Given records »
#####
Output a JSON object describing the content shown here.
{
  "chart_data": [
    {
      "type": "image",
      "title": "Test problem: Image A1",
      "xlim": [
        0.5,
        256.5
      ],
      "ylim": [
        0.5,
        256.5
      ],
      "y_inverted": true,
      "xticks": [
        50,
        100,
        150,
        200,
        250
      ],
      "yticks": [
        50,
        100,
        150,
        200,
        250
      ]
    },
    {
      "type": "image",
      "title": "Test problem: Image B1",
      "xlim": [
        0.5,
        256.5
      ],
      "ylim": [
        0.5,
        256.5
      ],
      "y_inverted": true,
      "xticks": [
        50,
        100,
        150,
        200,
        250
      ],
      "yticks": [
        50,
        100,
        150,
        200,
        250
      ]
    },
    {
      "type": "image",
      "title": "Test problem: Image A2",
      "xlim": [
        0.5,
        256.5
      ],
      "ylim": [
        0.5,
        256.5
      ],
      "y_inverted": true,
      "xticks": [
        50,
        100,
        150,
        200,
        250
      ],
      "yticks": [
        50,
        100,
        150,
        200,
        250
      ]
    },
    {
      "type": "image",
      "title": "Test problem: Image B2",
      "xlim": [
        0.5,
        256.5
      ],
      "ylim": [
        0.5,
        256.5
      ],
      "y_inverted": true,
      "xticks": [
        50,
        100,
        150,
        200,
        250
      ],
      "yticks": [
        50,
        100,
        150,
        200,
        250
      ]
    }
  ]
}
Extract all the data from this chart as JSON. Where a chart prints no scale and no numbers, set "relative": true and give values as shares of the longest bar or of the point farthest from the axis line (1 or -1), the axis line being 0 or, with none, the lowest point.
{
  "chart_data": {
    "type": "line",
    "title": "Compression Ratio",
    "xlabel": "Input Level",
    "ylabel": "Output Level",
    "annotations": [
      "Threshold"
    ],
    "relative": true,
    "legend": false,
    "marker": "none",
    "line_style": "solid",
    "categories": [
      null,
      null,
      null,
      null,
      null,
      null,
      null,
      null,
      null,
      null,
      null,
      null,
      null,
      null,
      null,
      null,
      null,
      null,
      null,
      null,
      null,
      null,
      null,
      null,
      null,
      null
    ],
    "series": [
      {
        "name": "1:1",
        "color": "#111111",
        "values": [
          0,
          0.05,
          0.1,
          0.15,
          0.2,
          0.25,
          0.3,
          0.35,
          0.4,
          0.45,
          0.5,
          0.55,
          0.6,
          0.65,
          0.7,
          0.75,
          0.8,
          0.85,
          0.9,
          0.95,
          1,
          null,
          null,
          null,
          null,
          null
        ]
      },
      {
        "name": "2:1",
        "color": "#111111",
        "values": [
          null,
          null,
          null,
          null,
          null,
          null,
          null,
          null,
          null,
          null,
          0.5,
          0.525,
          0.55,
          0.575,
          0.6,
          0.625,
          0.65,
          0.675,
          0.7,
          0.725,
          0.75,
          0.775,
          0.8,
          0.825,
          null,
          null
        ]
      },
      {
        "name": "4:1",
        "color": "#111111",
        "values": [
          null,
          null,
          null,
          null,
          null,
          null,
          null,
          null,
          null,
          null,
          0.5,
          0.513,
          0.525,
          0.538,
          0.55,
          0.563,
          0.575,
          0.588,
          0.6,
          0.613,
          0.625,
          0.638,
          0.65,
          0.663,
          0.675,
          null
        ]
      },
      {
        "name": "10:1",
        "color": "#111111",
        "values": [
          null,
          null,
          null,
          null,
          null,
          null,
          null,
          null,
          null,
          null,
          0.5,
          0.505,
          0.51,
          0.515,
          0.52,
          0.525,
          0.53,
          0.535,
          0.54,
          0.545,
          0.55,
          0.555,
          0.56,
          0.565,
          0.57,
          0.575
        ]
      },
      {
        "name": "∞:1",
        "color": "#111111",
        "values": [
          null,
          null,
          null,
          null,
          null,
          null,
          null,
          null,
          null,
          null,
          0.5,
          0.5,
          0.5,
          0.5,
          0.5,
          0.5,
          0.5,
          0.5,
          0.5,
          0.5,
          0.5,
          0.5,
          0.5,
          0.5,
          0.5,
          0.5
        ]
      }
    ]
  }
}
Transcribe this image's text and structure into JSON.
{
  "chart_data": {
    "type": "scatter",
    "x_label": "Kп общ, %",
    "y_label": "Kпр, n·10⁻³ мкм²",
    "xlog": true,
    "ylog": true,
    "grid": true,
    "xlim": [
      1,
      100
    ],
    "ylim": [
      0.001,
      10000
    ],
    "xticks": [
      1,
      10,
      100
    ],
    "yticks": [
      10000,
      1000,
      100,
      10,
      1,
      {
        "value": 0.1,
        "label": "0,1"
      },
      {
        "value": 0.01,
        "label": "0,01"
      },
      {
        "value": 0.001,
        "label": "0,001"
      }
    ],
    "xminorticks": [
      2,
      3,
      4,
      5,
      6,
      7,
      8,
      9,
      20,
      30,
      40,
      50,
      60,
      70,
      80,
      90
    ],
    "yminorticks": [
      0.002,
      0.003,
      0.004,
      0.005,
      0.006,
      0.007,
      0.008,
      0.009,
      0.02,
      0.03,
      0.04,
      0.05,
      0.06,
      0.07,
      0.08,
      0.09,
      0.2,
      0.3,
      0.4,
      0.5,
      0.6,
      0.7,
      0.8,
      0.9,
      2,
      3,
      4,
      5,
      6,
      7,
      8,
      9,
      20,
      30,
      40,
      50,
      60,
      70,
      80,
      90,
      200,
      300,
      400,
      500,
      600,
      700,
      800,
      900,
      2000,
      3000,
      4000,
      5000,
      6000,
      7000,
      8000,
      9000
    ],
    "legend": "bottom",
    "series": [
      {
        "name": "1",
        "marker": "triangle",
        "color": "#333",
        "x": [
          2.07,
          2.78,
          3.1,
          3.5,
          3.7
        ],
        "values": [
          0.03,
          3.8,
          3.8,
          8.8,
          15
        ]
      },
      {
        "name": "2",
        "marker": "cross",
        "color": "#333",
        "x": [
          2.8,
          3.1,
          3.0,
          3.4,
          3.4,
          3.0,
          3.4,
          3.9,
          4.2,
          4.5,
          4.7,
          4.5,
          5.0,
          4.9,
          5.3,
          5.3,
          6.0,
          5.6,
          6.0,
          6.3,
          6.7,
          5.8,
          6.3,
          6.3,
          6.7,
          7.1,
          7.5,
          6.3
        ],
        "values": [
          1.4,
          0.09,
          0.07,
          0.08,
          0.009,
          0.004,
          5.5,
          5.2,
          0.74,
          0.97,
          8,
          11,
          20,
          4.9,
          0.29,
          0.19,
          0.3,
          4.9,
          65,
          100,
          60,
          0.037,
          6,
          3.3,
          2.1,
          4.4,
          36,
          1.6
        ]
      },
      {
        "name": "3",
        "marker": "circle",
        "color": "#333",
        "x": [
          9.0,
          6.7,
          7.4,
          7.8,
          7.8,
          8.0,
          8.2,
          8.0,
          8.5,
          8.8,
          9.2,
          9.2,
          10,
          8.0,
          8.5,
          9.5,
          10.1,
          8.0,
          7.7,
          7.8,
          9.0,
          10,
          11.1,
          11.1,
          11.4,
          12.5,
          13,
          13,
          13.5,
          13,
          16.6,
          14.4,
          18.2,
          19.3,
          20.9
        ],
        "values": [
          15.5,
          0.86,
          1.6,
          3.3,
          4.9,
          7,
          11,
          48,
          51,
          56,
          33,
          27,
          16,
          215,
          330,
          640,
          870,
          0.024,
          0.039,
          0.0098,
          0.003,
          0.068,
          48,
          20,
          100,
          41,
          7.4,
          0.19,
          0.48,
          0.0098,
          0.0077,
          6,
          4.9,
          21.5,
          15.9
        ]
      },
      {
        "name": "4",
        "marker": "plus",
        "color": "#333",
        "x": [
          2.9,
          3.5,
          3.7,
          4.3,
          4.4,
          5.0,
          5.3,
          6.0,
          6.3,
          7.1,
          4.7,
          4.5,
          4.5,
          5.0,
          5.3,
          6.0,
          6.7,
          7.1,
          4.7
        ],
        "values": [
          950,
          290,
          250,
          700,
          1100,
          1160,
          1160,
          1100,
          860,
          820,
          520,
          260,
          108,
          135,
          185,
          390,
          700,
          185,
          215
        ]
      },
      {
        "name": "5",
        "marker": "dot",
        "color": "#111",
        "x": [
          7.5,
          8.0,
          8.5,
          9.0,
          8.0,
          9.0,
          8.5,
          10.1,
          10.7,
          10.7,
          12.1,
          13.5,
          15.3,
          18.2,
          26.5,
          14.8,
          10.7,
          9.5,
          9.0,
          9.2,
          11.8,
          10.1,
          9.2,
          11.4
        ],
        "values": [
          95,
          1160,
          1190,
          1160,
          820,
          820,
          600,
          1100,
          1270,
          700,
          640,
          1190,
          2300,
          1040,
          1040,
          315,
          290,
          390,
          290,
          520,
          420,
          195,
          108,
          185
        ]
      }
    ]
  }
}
#####
Written exercise »
Give only a number: how many lines of the data hold the string "problem"?

Solution to this exercise »
4